AIM:
Revise the data below by replacing every "list-item" with "example-item" and leaving everything else unchanged. Leave the pictures out of your answer.

Element region listings:
*****
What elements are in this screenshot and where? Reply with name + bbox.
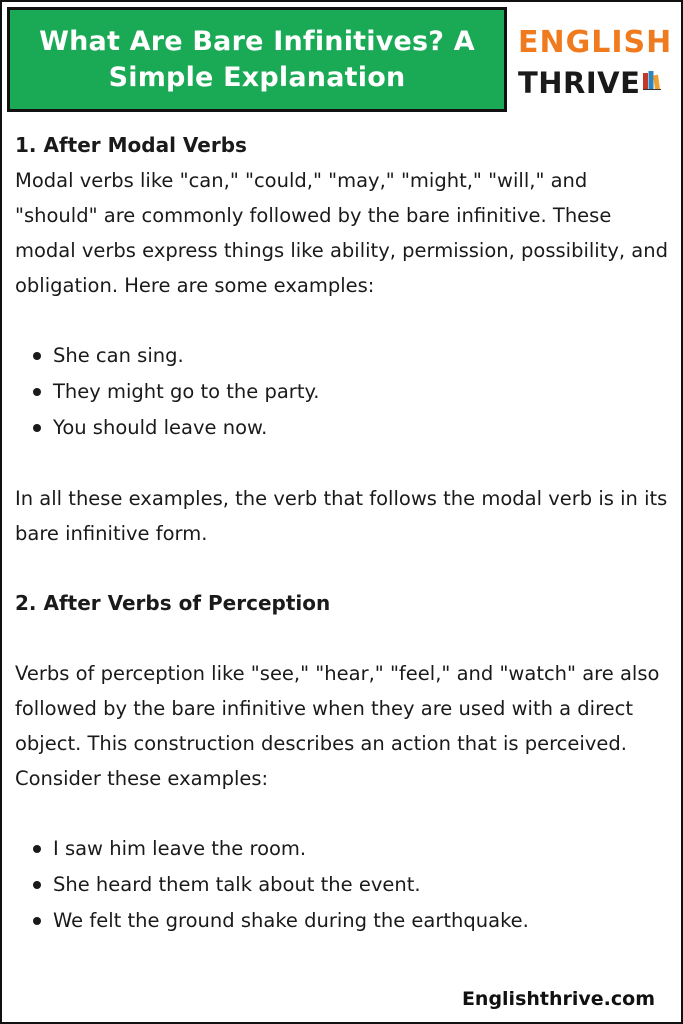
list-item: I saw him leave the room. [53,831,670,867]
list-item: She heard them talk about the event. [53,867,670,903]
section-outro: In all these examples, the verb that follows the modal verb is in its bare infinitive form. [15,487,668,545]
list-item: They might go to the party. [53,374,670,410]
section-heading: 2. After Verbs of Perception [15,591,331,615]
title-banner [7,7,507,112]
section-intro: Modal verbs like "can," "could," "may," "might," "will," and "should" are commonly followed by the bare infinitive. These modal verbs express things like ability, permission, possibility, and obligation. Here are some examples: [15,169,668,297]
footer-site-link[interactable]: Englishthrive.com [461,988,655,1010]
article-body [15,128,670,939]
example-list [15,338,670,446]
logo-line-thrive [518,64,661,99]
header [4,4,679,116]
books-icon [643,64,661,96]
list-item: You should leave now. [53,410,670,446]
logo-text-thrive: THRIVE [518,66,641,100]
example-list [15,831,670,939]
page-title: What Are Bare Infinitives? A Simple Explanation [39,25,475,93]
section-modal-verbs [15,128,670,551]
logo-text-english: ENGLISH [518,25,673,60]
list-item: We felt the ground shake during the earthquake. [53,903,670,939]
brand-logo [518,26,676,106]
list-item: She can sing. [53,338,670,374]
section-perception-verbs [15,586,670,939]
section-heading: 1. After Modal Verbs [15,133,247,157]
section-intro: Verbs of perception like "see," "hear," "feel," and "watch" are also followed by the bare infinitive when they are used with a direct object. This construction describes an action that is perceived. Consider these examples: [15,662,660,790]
*****
THE SOLUTION:
What elements are in this screenshot and where? Reply with name + bbox.
example-item: I saw him leave the room. [53,831,670,867]
example-item: She heard them talk about the event. [53,867,670,903]
section-outro: In all these examples, the verb that follows the modal verb is in its bare infinitive form. [15,487,668,545]
example-item: They might go to the party. [53,374,670,410]
section-heading: 2. After Verbs of Perception [15,591,331,615]
title-banner [7,7,507,112]
section-intro: Modal verbs like "can," "could," "may," "might," "will," and "should" are commonly followed by the bare infinitive. These modal verbs express things like ability, permission, possibility, and obligation. Here are some examples: [15,169,668,297]
footer-site-link[interactable]: Englishthrive.com [461,988,655,1010]
article-body [15,128,670,939]
example-list [15,338,670,446]
logo-line-thrive [518,64,661,99]
header [4,4,679,116]
books-icon [643,64,661,96]
example-item: You should leave now. [53,410,670,446]
logo-text-thrive: THRIVE [518,66,641,100]
example-list [15,831,670,939]
page-title: What Are Bare Infinitives? A Simple Explanation [39,25,475,93]
section-modal-verbs [15,128,670,551]
logo-text-english: ENGLISH [518,25,673,60]
example-item: We felt the ground shake during the earthquake. [53,903,670,939]
brand-logo [518,26,676,106]
example-item: She can sing. [53,338,670,374]
section-perception-verbs [15,586,670,939]
section-heading: 1. After Modal Verbs [15,133,247,157]
section-intro: Verbs of perception like "see," "hear," "feel," and "watch" are also followed by the bare infinitive when they are used with a direct object. This construction describes an action that is perceived. Consider these examples: [15,662,660,790]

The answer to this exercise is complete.